## Set exercise
Report each line of the data that has "text" somewhere in it.

## Given records
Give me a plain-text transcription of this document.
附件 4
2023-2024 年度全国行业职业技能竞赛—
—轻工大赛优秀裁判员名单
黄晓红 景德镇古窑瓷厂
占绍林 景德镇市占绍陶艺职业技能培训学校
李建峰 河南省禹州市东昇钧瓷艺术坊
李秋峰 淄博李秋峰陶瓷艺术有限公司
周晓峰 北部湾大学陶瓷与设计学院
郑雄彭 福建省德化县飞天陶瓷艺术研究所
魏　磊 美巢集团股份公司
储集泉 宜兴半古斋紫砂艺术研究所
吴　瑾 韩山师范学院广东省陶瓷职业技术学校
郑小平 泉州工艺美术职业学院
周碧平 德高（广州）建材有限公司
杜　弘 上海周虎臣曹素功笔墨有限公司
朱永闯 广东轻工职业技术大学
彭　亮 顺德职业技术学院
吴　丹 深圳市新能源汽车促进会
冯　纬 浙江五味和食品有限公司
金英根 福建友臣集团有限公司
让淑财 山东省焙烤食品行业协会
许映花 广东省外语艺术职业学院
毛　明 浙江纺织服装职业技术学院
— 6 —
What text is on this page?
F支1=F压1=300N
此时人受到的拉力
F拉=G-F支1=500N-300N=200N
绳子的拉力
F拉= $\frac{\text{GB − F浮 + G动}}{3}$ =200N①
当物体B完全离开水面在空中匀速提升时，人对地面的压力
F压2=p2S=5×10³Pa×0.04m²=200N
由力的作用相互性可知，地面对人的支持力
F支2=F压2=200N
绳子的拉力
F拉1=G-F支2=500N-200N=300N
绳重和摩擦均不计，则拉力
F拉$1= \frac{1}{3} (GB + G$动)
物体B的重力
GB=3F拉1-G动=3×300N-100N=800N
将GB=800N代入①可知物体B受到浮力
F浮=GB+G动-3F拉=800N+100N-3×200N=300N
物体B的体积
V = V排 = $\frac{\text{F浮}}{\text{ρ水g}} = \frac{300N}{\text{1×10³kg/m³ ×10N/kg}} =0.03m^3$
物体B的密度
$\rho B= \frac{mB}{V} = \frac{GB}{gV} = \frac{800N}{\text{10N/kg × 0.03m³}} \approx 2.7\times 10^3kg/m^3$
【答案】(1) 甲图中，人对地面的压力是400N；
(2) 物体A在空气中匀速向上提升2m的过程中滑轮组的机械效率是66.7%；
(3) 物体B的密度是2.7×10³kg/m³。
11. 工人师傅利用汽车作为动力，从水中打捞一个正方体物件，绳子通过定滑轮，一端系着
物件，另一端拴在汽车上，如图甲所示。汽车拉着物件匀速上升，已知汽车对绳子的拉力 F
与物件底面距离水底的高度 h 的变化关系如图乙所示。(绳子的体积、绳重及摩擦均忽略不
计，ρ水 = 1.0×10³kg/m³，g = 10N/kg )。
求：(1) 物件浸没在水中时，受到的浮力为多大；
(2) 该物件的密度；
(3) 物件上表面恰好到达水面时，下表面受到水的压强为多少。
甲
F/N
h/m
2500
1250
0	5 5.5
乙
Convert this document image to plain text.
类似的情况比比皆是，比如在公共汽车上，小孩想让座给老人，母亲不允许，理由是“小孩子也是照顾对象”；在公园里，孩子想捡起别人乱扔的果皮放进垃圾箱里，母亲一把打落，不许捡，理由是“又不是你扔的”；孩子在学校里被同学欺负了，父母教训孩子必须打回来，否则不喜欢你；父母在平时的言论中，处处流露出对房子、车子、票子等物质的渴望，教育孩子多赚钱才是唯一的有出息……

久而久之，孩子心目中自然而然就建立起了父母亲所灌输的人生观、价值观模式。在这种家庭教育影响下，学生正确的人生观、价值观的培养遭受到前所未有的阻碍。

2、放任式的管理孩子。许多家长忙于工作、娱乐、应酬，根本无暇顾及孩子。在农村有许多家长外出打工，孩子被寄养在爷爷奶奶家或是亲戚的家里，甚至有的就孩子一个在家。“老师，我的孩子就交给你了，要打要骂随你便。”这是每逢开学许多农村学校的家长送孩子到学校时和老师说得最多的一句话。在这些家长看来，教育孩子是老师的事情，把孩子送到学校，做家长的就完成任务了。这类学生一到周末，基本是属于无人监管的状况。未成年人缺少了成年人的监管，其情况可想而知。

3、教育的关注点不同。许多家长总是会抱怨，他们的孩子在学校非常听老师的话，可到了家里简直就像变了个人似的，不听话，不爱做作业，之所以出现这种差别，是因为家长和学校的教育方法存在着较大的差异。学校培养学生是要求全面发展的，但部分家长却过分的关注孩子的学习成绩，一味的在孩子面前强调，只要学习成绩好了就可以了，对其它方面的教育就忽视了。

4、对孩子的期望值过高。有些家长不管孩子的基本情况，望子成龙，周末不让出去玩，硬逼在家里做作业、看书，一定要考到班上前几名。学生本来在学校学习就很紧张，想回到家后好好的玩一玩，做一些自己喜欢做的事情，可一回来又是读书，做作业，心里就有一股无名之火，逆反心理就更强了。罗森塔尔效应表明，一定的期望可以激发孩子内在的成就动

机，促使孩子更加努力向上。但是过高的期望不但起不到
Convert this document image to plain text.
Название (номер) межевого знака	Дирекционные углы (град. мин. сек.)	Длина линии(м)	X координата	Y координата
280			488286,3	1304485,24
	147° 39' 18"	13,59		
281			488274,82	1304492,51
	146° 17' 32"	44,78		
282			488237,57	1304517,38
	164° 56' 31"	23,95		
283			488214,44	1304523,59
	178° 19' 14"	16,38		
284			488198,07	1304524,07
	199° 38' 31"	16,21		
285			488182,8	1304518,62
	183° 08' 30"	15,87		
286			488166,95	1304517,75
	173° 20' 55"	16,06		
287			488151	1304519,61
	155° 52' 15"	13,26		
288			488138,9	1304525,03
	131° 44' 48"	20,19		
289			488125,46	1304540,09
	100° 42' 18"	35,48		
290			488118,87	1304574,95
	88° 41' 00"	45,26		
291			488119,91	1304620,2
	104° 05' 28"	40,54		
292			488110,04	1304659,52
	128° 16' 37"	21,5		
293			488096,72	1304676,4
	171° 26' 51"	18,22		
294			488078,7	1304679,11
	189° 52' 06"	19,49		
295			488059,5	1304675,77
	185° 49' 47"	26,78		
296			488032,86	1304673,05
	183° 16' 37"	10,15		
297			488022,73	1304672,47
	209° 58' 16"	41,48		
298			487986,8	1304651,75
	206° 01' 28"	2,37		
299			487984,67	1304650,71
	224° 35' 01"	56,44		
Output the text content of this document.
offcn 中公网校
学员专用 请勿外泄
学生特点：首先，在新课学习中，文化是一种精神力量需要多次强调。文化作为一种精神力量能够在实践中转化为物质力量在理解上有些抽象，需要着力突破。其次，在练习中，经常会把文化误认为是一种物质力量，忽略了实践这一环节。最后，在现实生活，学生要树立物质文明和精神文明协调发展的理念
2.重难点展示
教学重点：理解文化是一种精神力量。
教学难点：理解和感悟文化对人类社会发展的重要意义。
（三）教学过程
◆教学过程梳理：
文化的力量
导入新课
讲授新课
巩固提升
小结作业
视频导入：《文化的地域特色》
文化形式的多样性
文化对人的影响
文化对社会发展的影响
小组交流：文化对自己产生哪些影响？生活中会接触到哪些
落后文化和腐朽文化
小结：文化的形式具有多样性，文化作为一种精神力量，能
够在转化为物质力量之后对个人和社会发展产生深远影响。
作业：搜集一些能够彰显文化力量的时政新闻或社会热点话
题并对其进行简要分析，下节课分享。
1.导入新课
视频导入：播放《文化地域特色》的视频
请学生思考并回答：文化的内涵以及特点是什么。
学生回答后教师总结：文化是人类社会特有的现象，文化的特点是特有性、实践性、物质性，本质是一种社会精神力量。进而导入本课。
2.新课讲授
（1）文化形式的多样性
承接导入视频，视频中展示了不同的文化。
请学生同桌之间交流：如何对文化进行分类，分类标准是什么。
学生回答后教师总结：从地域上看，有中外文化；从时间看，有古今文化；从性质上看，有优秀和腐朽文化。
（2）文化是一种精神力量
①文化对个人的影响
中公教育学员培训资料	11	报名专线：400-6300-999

## The output
Give me a plain-text transcription of this document.
What text is on this page?
F拉= $\frac{\text{GB − F浮 + G动}}{3}$ =200N①
V = V排 = $\frac{\text{F浮}}{\text{ρ水g}} = \frac{300N}{\text{1×10³kg/m³ ×10N/kg}} =0.03m^3$
$\rho B= \frac{mB}{V} = \frac{GB}{gV} = \frac{800N}{\text{10N/kg × 0.03m³}} \approx 2.7\times 10^3kg/m^3$
Convert this document image to plain text.
Convert this document image to plain text.
Output the text content of this document.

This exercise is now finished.